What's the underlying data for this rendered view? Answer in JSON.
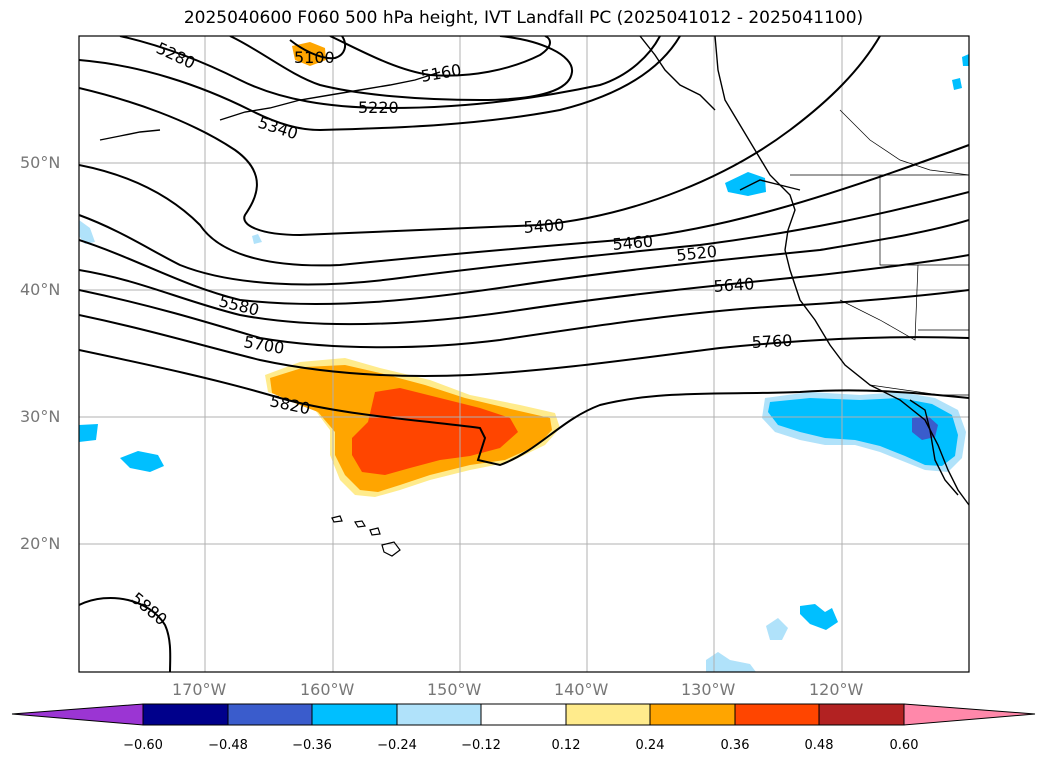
{
  "title": "2025040600 F060 500 hPa height, IVT Landfall PC (2025041012 - 2025041100)",
  "lat_labels": [
    "50°N",
    "40°N",
    "30°N",
    "20°N"
  ],
  "lon_labels": [
    "170°W",
    "160°W",
    "150°W",
    "140°W",
    "130°W",
    "120°W"
  ],
  "contour_labels": [
    "5100",
    "5160",
    "5220",
    "5280",
    "5340",
    "5400",
    "5460",
    "5520",
    "5580",
    "5640",
    "5700",
    "5760",
    "5820",
    "5880"
  ],
  "colorbar": {
    "ticks": [
      "−0.60",
      "−0.48",
      "−0.36",
      "−0.24",
      "−0.12",
      "0.12",
      "0.24",
      "0.36",
      "0.48",
      "0.60"
    ],
    "colors": [
      "#9b35d3",
      "#00008b",
      "#3a5ccc",
      "#00bfff",
      "#b0e2fa",
      "#ffffff",
      "#ffeb8c",
      "#ffa500",
      "#ff4500",
      "#b22222",
      "#ff88aa"
    ]
  }
}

- **Requirement**
Reproduce each record above by retyping it exactly; omit all images.

- **Task answer**
What's the underlying data for this rendered view? Answer in JSON.
{
  "title": "2025040600 F060 500 hPa height, IVT Landfall PC (2025041012 - 2025041100)",
  "lat_labels": [
    "50°N",
    "40°N",
    "30°N",
    "20°N"
  ],
  "lon_labels": [
    "170°W",
    "160°W",
    "150°W",
    "140°W",
    "130°W",
    "120°W"
  ],
  "contour_labels": [
    "5100",
    "5160",
    "5220",
    "5280",
    "5340",
    "5400",
    "5460",
    "5520",
    "5580",
    "5640",
    "5700",
    "5760",
    "5820",
    "5880"
  ],
  "colorbar": {
    "ticks": [
      "−0.60",
      "−0.48",
      "−0.36",
      "−0.24",
      "−0.12",
      "0.12",
      "0.24",
      "0.36",
      "0.48",
      "0.60"
    ],
    "colors": [
      "#9b35d3",
      "#00008b",
      "#3a5ccc",
      "#00bfff",
      "#b0e2fa",
      "#ffffff",
      "#ffeb8c",
      "#ffa500",
      "#ff4500",
      "#b22222",
      "#ff88aa"
    ]
  }
}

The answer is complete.